» **Your goal**: Copy out all lines carrying the word "STATE".

----------------

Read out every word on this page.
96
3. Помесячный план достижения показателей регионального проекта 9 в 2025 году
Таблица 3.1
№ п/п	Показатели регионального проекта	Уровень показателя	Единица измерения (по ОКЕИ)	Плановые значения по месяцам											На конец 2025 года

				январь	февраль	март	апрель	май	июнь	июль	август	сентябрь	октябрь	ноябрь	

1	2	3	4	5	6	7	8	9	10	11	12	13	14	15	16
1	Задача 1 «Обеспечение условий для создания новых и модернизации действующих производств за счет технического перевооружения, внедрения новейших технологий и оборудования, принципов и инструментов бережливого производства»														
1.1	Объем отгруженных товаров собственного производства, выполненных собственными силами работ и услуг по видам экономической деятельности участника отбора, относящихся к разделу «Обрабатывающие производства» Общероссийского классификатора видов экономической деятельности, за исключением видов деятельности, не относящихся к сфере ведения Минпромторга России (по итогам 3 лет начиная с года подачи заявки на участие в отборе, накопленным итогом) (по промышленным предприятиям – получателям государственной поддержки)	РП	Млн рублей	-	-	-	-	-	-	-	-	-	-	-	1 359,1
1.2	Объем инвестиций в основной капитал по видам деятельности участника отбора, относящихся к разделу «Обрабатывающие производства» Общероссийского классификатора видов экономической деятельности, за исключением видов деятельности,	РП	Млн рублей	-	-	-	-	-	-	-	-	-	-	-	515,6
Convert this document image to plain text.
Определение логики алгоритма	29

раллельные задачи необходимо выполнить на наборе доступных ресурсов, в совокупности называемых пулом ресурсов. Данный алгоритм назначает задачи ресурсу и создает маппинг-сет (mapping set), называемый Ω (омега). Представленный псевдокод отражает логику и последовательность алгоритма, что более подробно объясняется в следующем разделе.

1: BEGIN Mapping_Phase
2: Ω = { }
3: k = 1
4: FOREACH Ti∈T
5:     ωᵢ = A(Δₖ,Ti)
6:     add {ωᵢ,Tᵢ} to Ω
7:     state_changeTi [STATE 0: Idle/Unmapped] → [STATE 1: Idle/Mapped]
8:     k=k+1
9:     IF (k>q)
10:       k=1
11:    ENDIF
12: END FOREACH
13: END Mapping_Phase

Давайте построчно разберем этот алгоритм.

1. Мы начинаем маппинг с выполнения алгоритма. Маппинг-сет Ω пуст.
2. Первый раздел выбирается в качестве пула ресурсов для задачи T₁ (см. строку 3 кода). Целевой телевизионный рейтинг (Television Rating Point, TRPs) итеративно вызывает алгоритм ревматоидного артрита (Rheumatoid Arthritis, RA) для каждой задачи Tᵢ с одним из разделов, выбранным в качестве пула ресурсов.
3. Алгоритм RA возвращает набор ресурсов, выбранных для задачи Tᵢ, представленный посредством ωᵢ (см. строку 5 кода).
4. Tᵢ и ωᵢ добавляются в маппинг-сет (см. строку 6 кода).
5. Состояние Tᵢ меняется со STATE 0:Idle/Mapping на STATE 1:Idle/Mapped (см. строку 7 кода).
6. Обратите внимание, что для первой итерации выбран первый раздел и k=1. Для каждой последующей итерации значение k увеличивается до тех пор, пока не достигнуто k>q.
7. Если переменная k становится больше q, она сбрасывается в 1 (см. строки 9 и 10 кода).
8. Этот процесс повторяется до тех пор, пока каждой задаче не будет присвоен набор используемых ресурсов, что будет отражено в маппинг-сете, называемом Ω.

----------------

» **Answer in full**:
7:     state_changeTi [STATE 0: Idle/Unmapped] → [STATE 1: Idle/Mapped]
5. Состояние Tᵢ меняется со STATE 0:Idle/Mapping на STATE 1:Idle/Mapped (см. строку 7 кода).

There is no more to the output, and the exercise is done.